Entries taken from a collection →
========================
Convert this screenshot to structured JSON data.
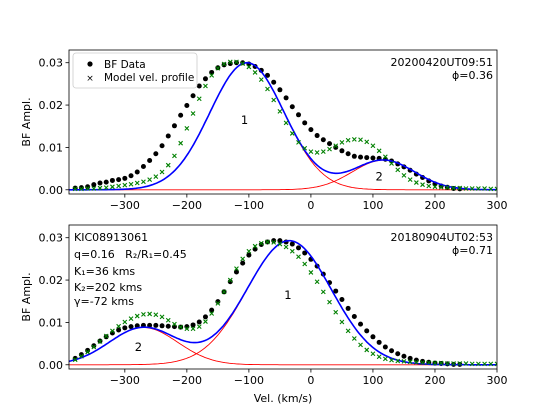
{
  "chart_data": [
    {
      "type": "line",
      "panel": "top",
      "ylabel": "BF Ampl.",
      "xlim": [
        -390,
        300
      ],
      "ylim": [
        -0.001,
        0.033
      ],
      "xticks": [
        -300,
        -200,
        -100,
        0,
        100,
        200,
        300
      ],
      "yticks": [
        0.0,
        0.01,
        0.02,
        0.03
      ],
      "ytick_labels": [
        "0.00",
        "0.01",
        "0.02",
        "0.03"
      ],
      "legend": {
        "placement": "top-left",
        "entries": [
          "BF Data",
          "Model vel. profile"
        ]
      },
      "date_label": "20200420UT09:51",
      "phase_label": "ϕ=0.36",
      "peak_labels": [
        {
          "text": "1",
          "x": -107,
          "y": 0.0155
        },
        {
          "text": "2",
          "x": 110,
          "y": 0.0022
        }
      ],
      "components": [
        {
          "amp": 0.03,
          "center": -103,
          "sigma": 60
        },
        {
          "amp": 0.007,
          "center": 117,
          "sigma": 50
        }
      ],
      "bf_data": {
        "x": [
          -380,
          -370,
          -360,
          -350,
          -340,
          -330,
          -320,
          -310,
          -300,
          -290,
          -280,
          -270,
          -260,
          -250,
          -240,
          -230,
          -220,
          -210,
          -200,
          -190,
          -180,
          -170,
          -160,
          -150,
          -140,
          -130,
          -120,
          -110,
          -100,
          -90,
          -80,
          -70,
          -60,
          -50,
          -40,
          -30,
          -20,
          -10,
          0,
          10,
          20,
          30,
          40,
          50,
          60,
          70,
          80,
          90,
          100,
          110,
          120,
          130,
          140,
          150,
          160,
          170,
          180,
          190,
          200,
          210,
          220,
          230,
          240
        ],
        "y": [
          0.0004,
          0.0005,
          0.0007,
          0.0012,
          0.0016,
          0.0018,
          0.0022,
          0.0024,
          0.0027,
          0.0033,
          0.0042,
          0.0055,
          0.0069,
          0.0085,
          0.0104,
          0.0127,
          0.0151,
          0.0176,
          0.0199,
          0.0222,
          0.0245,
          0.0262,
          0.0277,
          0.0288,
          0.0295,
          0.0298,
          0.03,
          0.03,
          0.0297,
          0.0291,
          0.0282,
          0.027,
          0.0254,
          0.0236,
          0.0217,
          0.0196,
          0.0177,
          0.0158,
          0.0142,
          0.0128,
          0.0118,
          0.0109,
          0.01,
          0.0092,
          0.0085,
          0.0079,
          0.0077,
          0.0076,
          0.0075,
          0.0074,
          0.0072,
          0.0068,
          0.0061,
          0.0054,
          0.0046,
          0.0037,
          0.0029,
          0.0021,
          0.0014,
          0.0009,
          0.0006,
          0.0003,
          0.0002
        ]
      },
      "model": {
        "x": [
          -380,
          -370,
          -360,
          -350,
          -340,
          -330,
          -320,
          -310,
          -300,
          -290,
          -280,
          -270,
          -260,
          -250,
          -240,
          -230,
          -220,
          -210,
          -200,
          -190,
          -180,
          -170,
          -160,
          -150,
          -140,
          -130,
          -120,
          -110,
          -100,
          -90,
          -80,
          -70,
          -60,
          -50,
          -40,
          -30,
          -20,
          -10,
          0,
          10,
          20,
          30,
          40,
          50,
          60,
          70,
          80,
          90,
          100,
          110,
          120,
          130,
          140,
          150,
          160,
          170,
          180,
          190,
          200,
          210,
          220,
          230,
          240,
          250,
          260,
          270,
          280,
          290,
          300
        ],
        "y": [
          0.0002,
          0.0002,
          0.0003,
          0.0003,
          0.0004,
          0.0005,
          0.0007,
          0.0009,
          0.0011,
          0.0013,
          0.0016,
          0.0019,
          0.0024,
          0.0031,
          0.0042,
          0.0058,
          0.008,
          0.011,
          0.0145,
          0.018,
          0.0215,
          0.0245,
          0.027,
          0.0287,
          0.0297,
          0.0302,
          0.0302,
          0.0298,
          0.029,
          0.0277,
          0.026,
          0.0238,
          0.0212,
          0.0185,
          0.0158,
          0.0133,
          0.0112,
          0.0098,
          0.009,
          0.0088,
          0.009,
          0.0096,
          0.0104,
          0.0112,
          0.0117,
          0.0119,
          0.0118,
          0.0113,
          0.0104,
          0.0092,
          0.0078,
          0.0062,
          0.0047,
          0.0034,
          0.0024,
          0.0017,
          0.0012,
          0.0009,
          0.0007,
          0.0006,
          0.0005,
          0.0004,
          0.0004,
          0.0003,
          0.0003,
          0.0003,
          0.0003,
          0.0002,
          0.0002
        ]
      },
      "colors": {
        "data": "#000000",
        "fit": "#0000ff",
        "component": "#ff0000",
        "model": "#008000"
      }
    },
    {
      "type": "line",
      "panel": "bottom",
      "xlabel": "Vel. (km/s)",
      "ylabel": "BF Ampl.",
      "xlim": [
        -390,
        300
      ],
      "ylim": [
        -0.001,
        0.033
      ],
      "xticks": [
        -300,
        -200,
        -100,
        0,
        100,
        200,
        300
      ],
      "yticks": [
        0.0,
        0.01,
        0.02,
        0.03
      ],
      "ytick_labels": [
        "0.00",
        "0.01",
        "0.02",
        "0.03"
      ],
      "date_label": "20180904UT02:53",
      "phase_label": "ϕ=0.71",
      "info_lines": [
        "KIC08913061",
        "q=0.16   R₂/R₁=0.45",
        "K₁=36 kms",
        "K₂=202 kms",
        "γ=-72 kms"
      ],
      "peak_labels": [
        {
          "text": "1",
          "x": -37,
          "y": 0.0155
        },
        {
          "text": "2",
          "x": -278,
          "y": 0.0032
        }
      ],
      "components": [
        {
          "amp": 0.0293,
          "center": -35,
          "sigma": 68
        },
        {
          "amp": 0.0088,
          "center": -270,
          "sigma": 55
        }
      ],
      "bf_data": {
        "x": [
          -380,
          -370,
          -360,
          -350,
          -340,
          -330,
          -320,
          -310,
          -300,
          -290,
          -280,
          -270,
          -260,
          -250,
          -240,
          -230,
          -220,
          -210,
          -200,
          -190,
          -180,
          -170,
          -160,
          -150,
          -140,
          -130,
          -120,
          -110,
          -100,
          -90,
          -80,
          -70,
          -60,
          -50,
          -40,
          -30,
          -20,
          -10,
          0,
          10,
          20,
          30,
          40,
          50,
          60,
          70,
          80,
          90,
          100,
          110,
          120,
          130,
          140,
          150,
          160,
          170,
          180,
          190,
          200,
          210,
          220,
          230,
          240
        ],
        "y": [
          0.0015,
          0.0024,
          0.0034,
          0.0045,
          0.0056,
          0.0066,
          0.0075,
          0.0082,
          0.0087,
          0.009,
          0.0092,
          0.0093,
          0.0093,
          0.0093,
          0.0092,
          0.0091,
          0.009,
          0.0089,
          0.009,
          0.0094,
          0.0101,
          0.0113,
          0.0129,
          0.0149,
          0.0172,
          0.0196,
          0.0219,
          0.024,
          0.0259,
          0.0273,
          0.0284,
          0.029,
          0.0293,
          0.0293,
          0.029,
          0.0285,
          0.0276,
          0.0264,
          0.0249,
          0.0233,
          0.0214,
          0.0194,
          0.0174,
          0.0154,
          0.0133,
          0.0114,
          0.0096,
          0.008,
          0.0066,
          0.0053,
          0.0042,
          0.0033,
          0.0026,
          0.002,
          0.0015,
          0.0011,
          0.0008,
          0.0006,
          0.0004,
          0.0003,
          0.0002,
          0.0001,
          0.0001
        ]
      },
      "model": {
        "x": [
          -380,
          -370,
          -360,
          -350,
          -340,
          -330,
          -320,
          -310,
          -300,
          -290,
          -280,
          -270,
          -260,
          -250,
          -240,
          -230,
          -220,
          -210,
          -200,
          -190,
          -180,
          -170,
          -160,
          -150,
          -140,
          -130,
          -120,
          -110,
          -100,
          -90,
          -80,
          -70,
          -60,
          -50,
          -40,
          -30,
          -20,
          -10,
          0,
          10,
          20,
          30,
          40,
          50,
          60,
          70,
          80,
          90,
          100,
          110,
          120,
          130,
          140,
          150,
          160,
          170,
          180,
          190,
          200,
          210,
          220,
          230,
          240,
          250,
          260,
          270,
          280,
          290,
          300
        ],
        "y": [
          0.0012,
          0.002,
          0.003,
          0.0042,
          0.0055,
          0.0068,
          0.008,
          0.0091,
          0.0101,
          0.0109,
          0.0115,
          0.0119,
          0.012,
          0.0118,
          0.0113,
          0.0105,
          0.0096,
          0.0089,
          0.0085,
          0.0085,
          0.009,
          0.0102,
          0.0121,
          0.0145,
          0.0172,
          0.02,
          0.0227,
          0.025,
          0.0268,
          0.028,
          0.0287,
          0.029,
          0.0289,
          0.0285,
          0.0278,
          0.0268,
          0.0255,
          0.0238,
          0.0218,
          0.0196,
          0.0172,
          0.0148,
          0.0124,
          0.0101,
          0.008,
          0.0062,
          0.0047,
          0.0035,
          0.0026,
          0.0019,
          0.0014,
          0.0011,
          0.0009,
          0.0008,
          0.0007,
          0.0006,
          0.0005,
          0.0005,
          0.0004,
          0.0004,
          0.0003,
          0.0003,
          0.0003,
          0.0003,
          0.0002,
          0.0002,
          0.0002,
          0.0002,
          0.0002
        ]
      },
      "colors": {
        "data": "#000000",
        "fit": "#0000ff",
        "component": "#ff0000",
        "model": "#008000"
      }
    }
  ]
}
========================
GIVEN INSTRUCTION →
Find every line with "center" in the listing and state how many there are, nothing else.

CORRECT RESPONSE →
4